= Task details =
Copy every line of the entries below word for word, but omit the picture placeholders.

Rows from a layout dataset
= = = =

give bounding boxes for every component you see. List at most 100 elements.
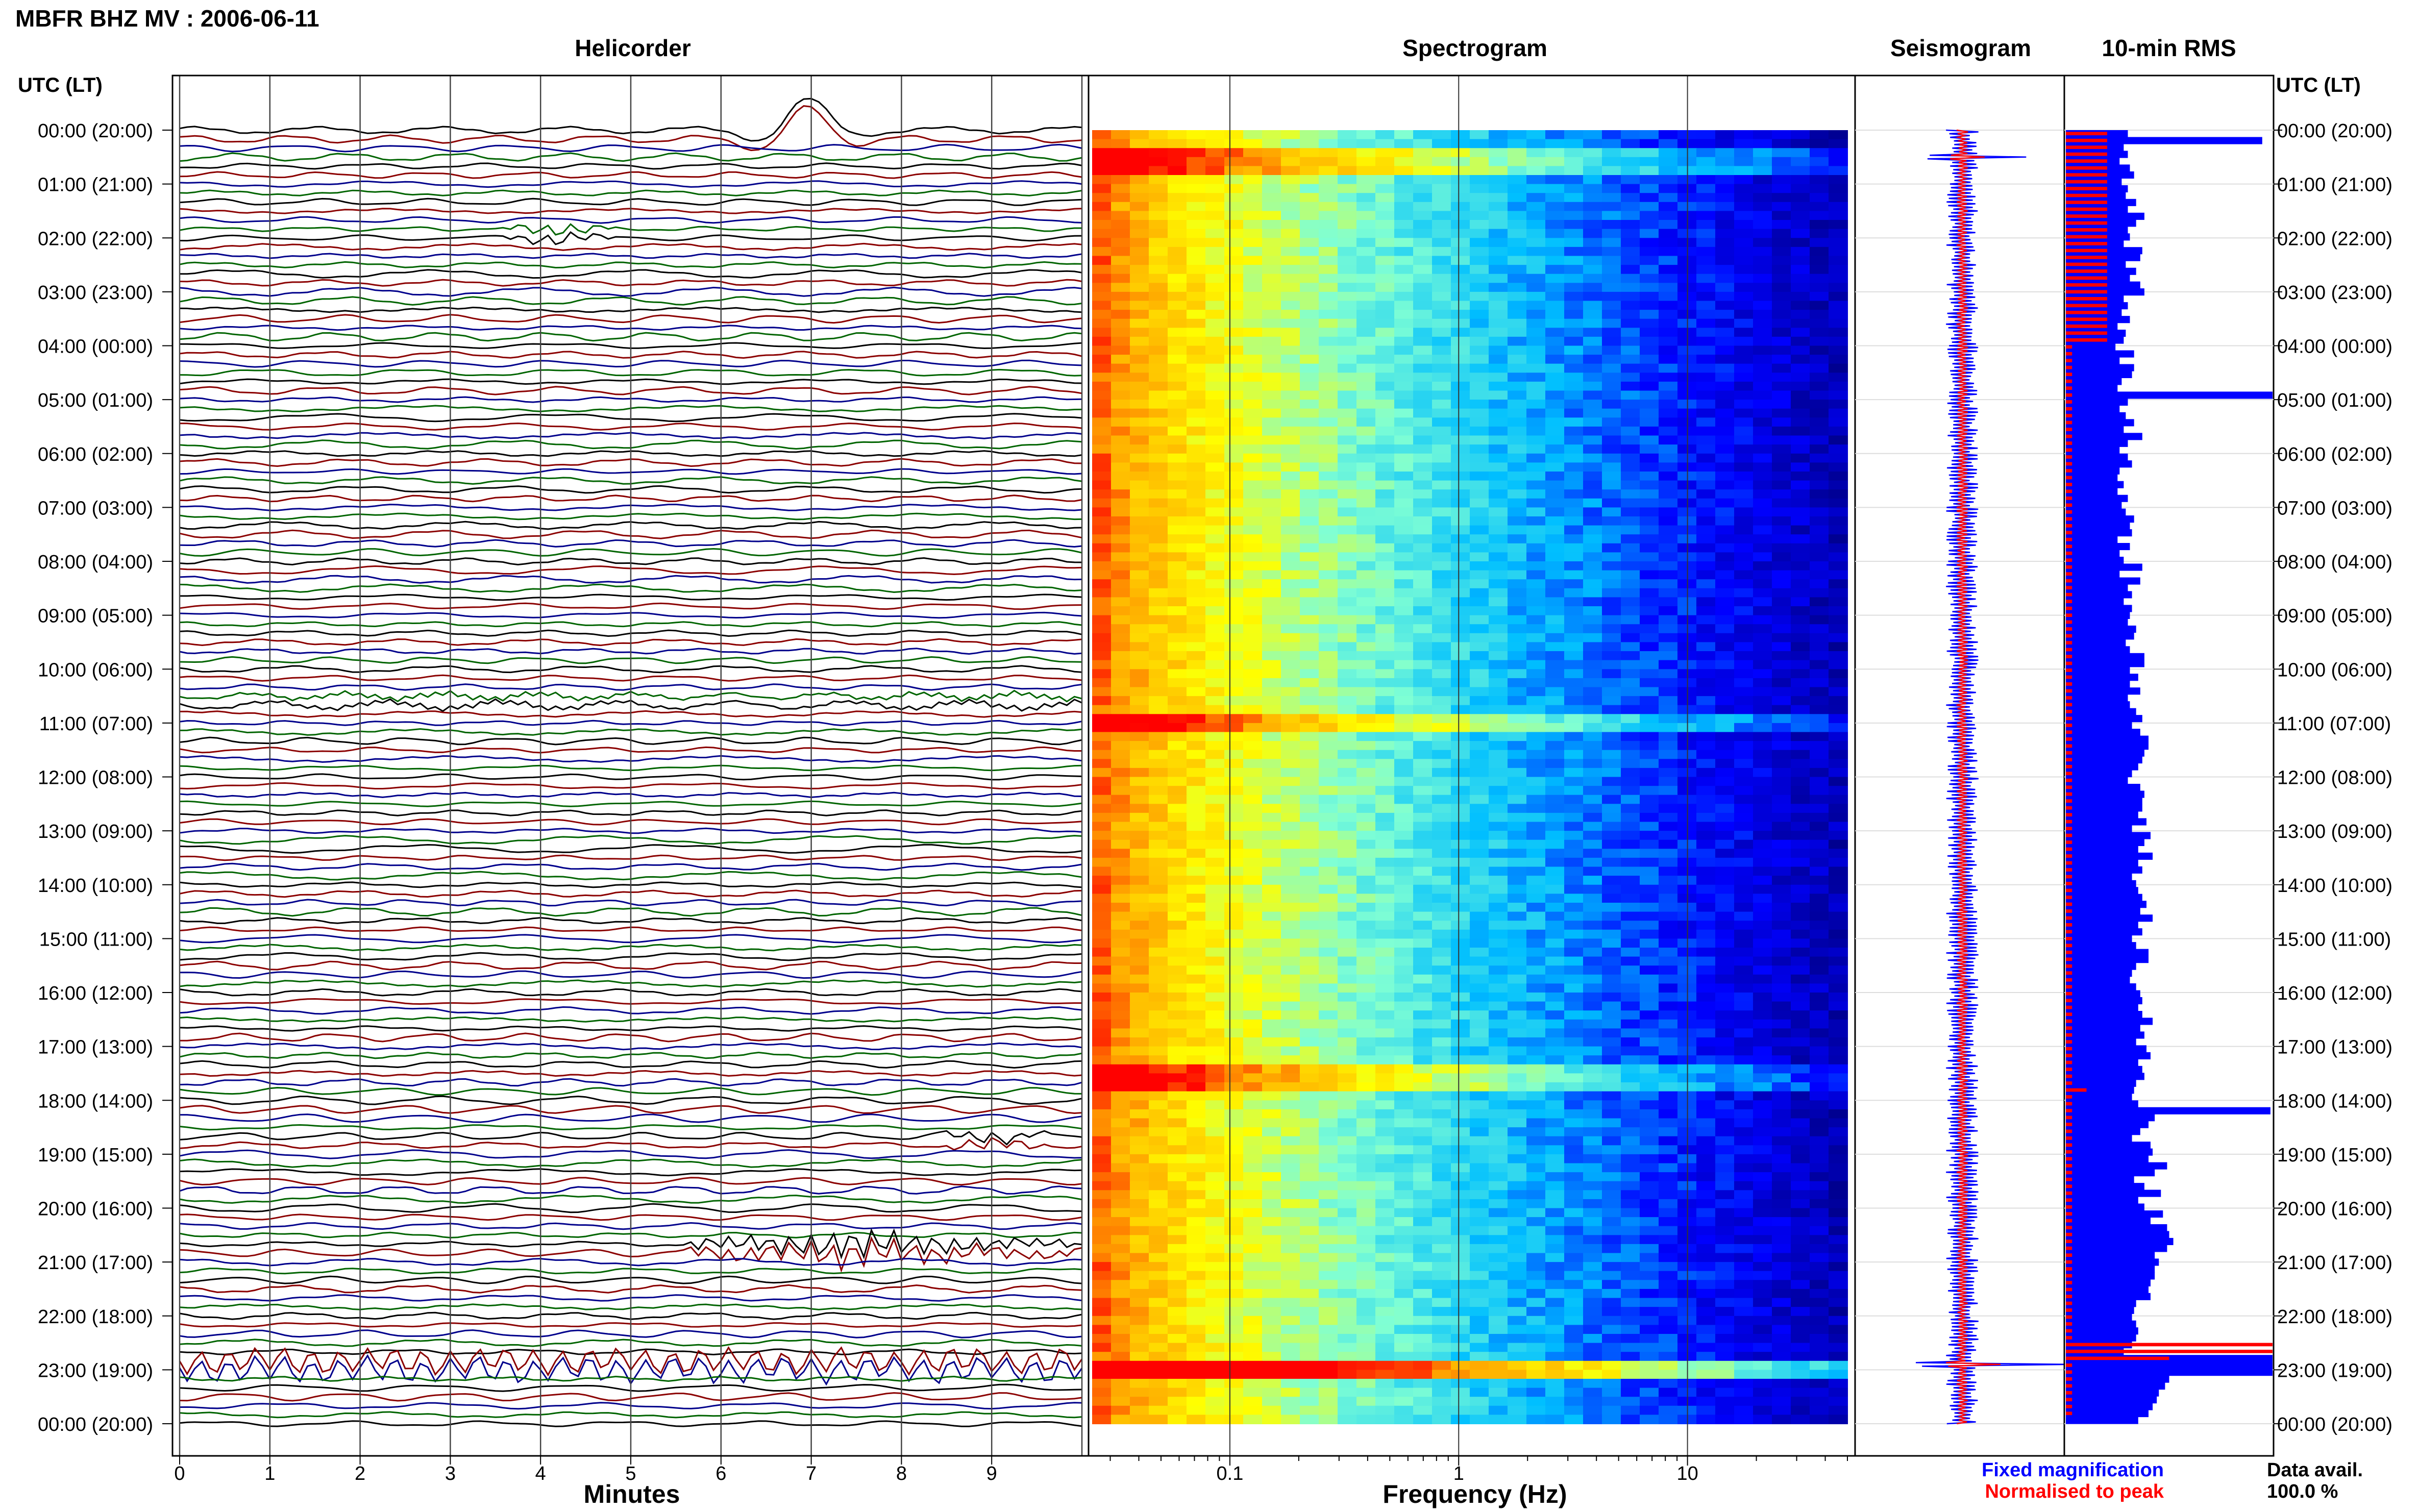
- spectrogram-cell: [1621, 921, 1640, 930]
- spectrogram-cell: [1338, 211, 1357, 220]
- spectrogram-cell: [1753, 938, 1772, 948]
- spectrogram-cell: [1130, 1010, 1149, 1020]
- spectrogram-cell: [1640, 857, 1659, 867]
- spectrogram-cell: [1111, 849, 1130, 858]
- spectrogram-cell: [1715, 804, 1735, 813]
- spectrogram-cell: [1753, 804, 1772, 813]
- spectrogram-cell: [1319, 184, 1338, 194]
- spectrogram-cell: [1640, 525, 1659, 535]
- spectrogram-cell: [1470, 1154, 1489, 1164]
- spectrogram-cell: [1243, 588, 1263, 598]
- spectrogram-cell: [1356, 651, 1376, 661]
- spectrogram-cell: [1187, 246, 1206, 257]
- spectrogram-cell: [1205, 1199, 1225, 1209]
- spectrogram-cell: [1243, 876, 1263, 885]
- spectrogram-cell: [1526, 472, 1546, 481]
- spectrogram-cell: [1111, 534, 1130, 544]
- spectrogram-cell: [1545, 1001, 1565, 1011]
- spectrogram-cell: [1640, 804, 1659, 813]
- spectrogram-cell: [1375, 894, 1395, 903]
- spectrogram-cell: [1545, 956, 1565, 966]
- spectrogram-cell: [1394, 651, 1414, 661]
- spectrogram-cell: [1489, 355, 1508, 364]
- spectrogram-cell: [1753, 444, 1772, 454]
- spectrogram-cell: [1338, 1208, 1357, 1218]
- spectrogram-cell: [1281, 184, 1300, 194]
- spectrogram-cell: [1338, 157, 1357, 167]
- spectrogram-cell: [1526, 193, 1546, 203]
- spectrogram-cell: [1829, 588, 1848, 598]
- spectrogram-cell: [1526, 1091, 1546, 1101]
- spectrogram-cell: [1187, 723, 1206, 733]
- spectrogram-cell: [1659, 903, 1678, 912]
- spectrogram-cell: [1281, 903, 1300, 912]
- spectrogram-cell: [1659, 336, 1678, 346]
- spectrogram-cell: [1338, 705, 1357, 715]
- spectrogram-cell: [1319, 633, 1338, 643]
- spectrogram-cell: [1243, 948, 1263, 957]
- spectrogram-cell: [1659, 256, 1678, 266]
- spectrogram-cell: [1356, 480, 1376, 490]
- spectrogram-cell: [1394, 1163, 1414, 1173]
- spectrogram-cell: [1470, 283, 1489, 292]
- spectrogram-cell: [1829, 831, 1848, 840]
- spectrogram-cell: [1451, 211, 1470, 220]
- spectrogram-cell: [1187, 301, 1206, 311]
- spectrogram-cell: [1508, 507, 1527, 517]
- spectrogram-cell: [1753, 256, 1772, 266]
- spectrogram-cell: [1243, 1118, 1263, 1128]
- spectrogram-cell: [1753, 1145, 1772, 1155]
- spectrogram-cell: [1451, 822, 1470, 832]
- spectrogram-cell: [1168, 1172, 1187, 1182]
- spectrogram-cell: [1696, 1055, 1716, 1065]
- spectrogram-cell: [1564, 283, 1584, 292]
- spectrogram-cell: [1508, 211, 1527, 220]
- spectrogram-cell: [1526, 669, 1546, 679]
- spectrogram-cell: [1432, 1208, 1451, 1218]
- spectrogram-cell: [1451, 157, 1470, 167]
- spectrogram-cell: [1168, 238, 1187, 247]
- spectrogram-cell: [1772, 857, 1791, 867]
- spectrogram-cell: [1413, 866, 1433, 877]
- spectrogram-cell: [1205, 921, 1225, 930]
- spectrogram-cell: [1224, 238, 1244, 247]
- spectrogram-cell: [1168, 1046, 1187, 1056]
- spectrogram-cell: [1281, 1136, 1300, 1146]
- spectrogram-cell: [1489, 965, 1508, 975]
- spectrogram-cell: [1262, 911, 1281, 922]
- spectrogram-cell: [1413, 1082, 1433, 1092]
- spectrogram-cell: [1640, 534, 1659, 544]
- spectrogram-cell: [1640, 157, 1659, 167]
- spectrogram-cell: [1262, 615, 1281, 625]
- spectrogram-cell: [1281, 1208, 1300, 1218]
- spectrogram-cell: [1772, 651, 1791, 661]
- spectrogram-cell: [1338, 759, 1357, 769]
- spectrogram-cell: [1300, 444, 1319, 454]
- spectrogram-cell: [1583, 714, 1602, 724]
- spectrogram-cell: [1281, 678, 1300, 688]
- spectrogram-cell: [1772, 1001, 1791, 1011]
- spectrogram-cell: [1149, 175, 1168, 185]
- spectrogram-cell: [1168, 876, 1187, 885]
- spectrogram-cell: [1583, 903, 1602, 912]
- spectrogram-cell: [1205, 507, 1225, 517]
- spectrogram-cell: [1659, 552, 1678, 562]
- spectrogram-cell: [1356, 624, 1376, 634]
- spectrogram-cell: [1508, 175, 1527, 185]
- spectrogram-cell: [1545, 373, 1565, 382]
- spectrogram-cell: [1243, 965, 1263, 975]
- spectrogram-cell: [1829, 246, 1848, 257]
- spectrogram-cell: [1149, 741, 1168, 751]
- spectrogram-cell: [1205, 363, 1225, 374]
- spectrogram-cell: [1375, 974, 1395, 984]
- spectrogram-cell: [1243, 795, 1263, 805]
- spectrogram-cell: [1338, 175, 1357, 185]
- spectrogram-cell: [1829, 1055, 1848, 1065]
- spectrogram-cell: [1262, 948, 1281, 957]
- spectrogram-cell: [1092, 390, 1112, 401]
- spectrogram-cell: [1810, 355, 1829, 364]
- spectrogram-cell: [1621, 130, 1640, 140]
- spectrogram-cell: [1168, 857, 1187, 867]
- spectrogram-cell: [1772, 318, 1791, 329]
- spectrogram-cell: [1602, 408, 1621, 418]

= = = =

= Answer =
give bounding boxes for every component you see. List at most 100 elements.
- spectrogram-cell: [1621, 921, 1640, 930]
- spectrogram-cell: [1338, 211, 1357, 220]
- spectrogram-cell: [1753, 938, 1772, 948]
- spectrogram-cell: [1130, 1010, 1149, 1020]
- spectrogram-cell: [1640, 857, 1659, 867]
- spectrogram-cell: [1111, 849, 1130, 858]
- spectrogram-cell: [1715, 804, 1735, 813]
- spectrogram-cell: [1753, 804, 1772, 813]
- spectrogram-cell: [1319, 184, 1338, 194]
- spectrogram-cell: [1640, 525, 1659, 535]
- spectrogram-cell: [1470, 1154, 1489, 1164]
- spectrogram-cell: [1243, 588, 1263, 598]
- spectrogram-cell: [1356, 651, 1376, 661]
- spectrogram-cell: [1187, 246, 1206, 257]
- spectrogram-cell: [1205, 1199, 1225, 1209]
- spectrogram-cell: [1243, 876, 1263, 885]
- spectrogram-cell: [1526, 472, 1546, 481]
- spectrogram-cell: [1111, 534, 1130, 544]
- spectrogram-cell: [1545, 1001, 1565, 1011]
- spectrogram-cell: [1640, 804, 1659, 813]
- spectrogram-cell: [1375, 894, 1395, 903]
- spectrogram-cell: [1545, 956, 1565, 966]
- spectrogram-cell: [1394, 651, 1414, 661]
- spectrogram-cell: [1489, 355, 1508, 364]
- spectrogram-cell: [1753, 444, 1772, 454]
- spectrogram-cell: [1338, 1208, 1357, 1218]
- spectrogram-cell: [1281, 184, 1300, 194]
- spectrogram-cell: [1338, 157, 1357, 167]
- spectrogram-cell: [1526, 193, 1546, 203]
- spectrogram-cell: [1829, 588, 1848, 598]
- spectrogram-cell: [1526, 1091, 1546, 1101]
- spectrogram-cell: [1187, 723, 1206, 733]
- spectrogram-cell: [1659, 903, 1678, 912]
- spectrogram-cell: [1281, 903, 1300, 912]
- spectrogram-cell: [1659, 336, 1678, 346]
- spectrogram-cell: [1338, 705, 1357, 715]
- spectrogram-cell: [1319, 633, 1338, 643]
- spectrogram-cell: [1243, 948, 1263, 957]
- spectrogram-cell: [1659, 256, 1678, 266]
- spectrogram-cell: [1356, 480, 1376, 490]
- spectrogram-cell: [1394, 1163, 1414, 1173]
- spectrogram-cell: [1470, 283, 1489, 292]
- spectrogram-cell: [1829, 831, 1848, 840]
- spectrogram-cell: [1451, 211, 1470, 220]
- spectrogram-cell: [1187, 301, 1206, 311]
- spectrogram-cell: [1508, 507, 1527, 517]
- spectrogram-cell: [1753, 256, 1772, 266]
- spectrogram-cell: [1243, 1118, 1263, 1128]
- spectrogram-cell: [1753, 1145, 1772, 1155]
- spectrogram-cell: [1451, 822, 1470, 832]
- spectrogram-cell: [1168, 1172, 1187, 1182]
- spectrogram-cell: [1696, 1055, 1716, 1065]
- spectrogram-cell: [1564, 283, 1584, 292]
- spectrogram-cell: [1508, 211, 1527, 220]
- spectrogram-cell: [1526, 669, 1546, 679]
- spectrogram-cell: [1432, 1208, 1451, 1218]
- spectrogram-cell: [1451, 157, 1470, 167]
- spectrogram-cell: [1168, 238, 1187, 247]
- spectrogram-cell: [1772, 857, 1791, 867]
- spectrogram-cell: [1413, 866, 1433, 877]
- spectrogram-cell: [1205, 921, 1225, 930]
- spectrogram-cell: [1224, 238, 1244, 247]
- spectrogram-cell: [1168, 1046, 1187, 1056]
- spectrogram-cell: [1281, 1136, 1300, 1146]
- spectrogram-cell: [1489, 965, 1508, 975]
- spectrogram-cell: [1262, 911, 1281, 922]
- spectrogram-cell: [1413, 1082, 1433, 1092]
- spectrogram-cell: [1640, 534, 1659, 544]
- spectrogram-cell: [1640, 157, 1659, 167]
- spectrogram-cell: [1262, 615, 1281, 625]
- spectrogram-cell: [1281, 1208, 1300, 1218]
- spectrogram-cell: [1772, 651, 1791, 661]
- spectrogram-cell: [1338, 759, 1357, 769]
- spectrogram-cell: [1300, 444, 1319, 454]
- spectrogram-cell: [1583, 714, 1602, 724]
- spectrogram-cell: [1281, 678, 1300, 688]
- spectrogram-cell: [1772, 1001, 1791, 1011]
- spectrogram-cell: [1149, 175, 1168, 185]
- spectrogram-cell: [1168, 876, 1187, 885]
- spectrogram-cell: [1583, 903, 1602, 912]
- spectrogram-cell: [1205, 507, 1225, 517]
- spectrogram-cell: [1659, 552, 1678, 562]
- spectrogram-cell: [1356, 624, 1376, 634]
- spectrogram-cell: [1508, 175, 1527, 185]
- spectrogram-cell: [1545, 373, 1565, 382]
- spectrogram-cell: [1243, 965, 1263, 975]
- spectrogram-cell: [1829, 246, 1848, 257]
- spectrogram-cell: [1149, 741, 1168, 751]
- spectrogram-cell: [1205, 363, 1225, 374]
- spectrogram-cell: [1375, 974, 1395, 984]
- spectrogram-cell: [1243, 795, 1263, 805]
- spectrogram-cell: [1338, 175, 1357, 185]
- spectrogram-cell: [1829, 1055, 1848, 1065]
- spectrogram-cell: [1262, 948, 1281, 957]
- spectrogram-cell: [1092, 390, 1112, 401]
- spectrogram-cell: [1810, 355, 1829, 364]
- spectrogram-cell: [1621, 130, 1640, 140]
- spectrogram-cell: [1168, 857, 1187, 867]
- spectrogram-cell: [1772, 318, 1791, 329]
- spectrogram-cell: [1602, 408, 1621, 418]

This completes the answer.